_PROBLEM DETAILS_.
Below are the records. Gather each line that holds "охраны".

_LISTING_.
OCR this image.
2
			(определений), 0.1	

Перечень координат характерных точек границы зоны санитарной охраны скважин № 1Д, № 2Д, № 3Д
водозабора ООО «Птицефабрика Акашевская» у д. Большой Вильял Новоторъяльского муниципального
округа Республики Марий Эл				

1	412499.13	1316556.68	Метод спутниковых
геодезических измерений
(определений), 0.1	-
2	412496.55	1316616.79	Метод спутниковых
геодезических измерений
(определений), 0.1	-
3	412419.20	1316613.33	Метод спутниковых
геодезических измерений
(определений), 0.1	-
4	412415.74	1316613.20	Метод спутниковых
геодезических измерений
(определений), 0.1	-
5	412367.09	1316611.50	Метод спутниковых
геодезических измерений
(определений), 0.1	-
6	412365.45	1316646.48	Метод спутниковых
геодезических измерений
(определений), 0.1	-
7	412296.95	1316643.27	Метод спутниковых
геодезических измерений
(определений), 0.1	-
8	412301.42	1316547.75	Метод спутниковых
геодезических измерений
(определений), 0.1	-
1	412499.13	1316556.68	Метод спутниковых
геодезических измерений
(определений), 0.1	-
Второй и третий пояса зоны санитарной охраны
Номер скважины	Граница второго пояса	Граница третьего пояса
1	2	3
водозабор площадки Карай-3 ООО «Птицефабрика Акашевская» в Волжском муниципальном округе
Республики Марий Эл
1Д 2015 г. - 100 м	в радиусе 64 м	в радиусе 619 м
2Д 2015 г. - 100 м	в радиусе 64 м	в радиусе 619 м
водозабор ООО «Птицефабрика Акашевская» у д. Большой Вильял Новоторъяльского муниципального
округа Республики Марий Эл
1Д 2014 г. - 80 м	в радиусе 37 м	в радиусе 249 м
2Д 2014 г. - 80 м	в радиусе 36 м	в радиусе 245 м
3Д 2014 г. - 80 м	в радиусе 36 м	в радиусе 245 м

...

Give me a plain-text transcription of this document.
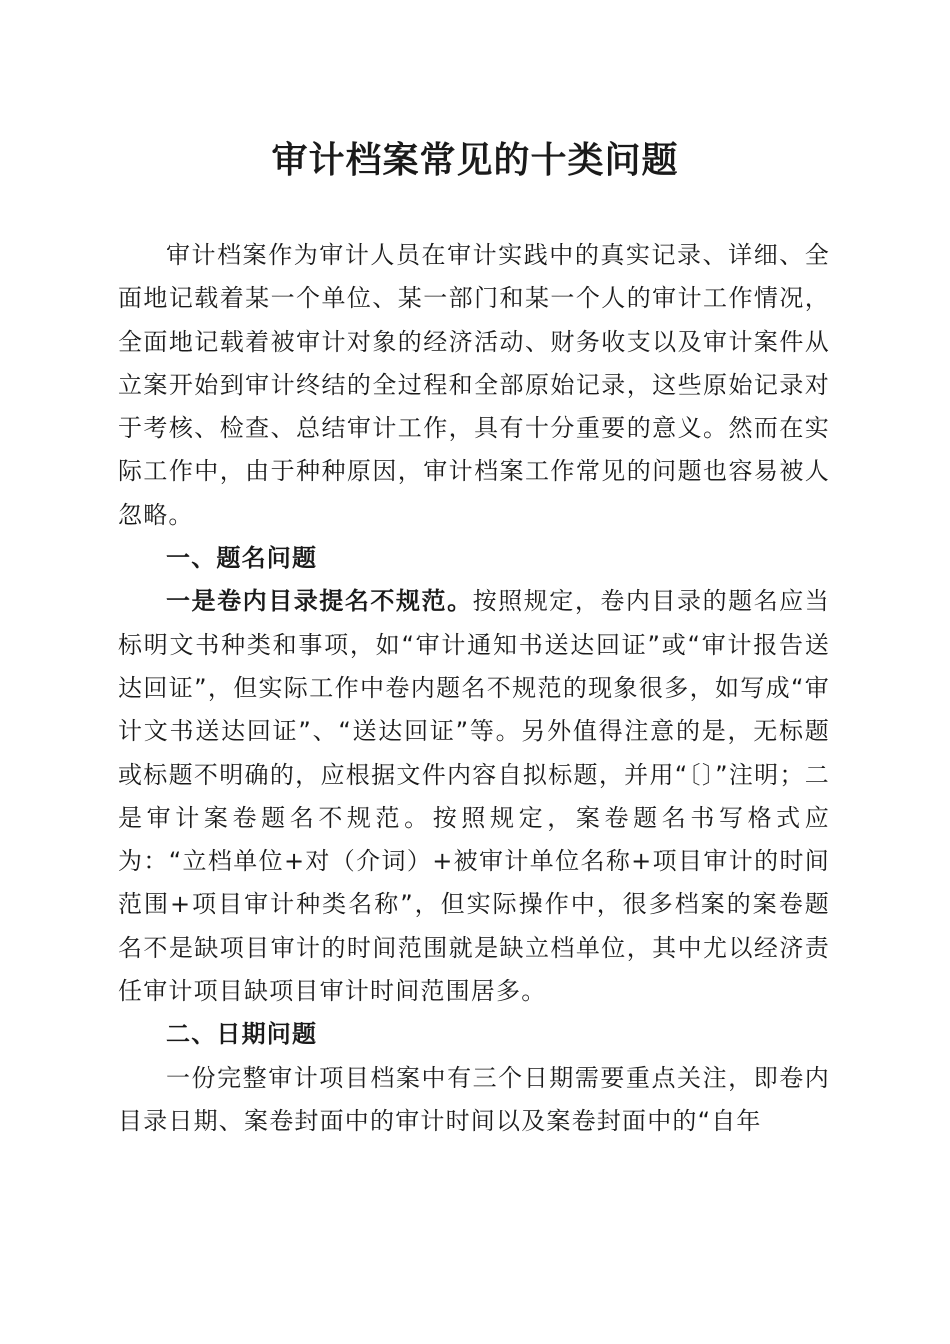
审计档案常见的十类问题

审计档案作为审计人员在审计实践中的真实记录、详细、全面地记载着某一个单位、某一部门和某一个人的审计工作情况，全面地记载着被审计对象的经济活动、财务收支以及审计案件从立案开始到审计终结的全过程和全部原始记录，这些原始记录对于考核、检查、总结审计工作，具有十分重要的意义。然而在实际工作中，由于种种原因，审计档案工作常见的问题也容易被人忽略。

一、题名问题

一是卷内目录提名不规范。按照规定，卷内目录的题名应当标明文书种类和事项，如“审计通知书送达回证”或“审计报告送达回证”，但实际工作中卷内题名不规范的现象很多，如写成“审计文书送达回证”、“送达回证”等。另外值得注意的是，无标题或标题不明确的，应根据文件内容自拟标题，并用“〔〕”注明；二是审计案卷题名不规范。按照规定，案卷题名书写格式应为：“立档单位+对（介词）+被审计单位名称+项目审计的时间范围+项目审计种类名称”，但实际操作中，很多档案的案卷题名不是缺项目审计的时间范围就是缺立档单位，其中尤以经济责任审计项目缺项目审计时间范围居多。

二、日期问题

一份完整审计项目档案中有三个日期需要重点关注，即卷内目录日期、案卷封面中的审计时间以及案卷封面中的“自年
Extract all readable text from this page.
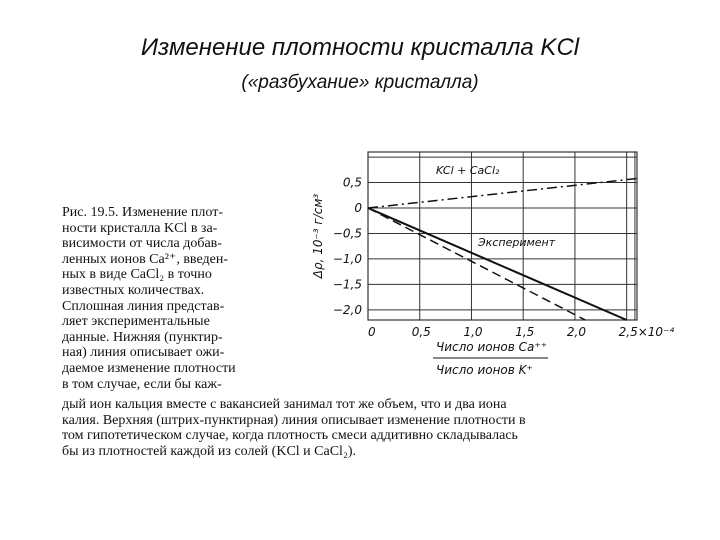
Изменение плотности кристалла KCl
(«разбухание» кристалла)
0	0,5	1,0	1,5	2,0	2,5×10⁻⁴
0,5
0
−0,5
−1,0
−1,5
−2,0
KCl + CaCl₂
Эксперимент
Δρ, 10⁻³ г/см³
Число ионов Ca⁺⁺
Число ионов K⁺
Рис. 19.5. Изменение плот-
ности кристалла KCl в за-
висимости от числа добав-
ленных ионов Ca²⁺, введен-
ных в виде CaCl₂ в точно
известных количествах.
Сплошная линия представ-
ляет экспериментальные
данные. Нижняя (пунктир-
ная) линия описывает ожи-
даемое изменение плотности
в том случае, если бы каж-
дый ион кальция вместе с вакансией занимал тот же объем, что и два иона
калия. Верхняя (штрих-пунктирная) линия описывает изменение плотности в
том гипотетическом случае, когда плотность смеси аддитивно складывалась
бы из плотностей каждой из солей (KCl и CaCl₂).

_FINISHED TASK_.
Перечень координат характерных точек границы зоны санитарной охраны скважин № 1Д, № 2Д, № 3Д
Второй и третий пояса зоны санитарной охраны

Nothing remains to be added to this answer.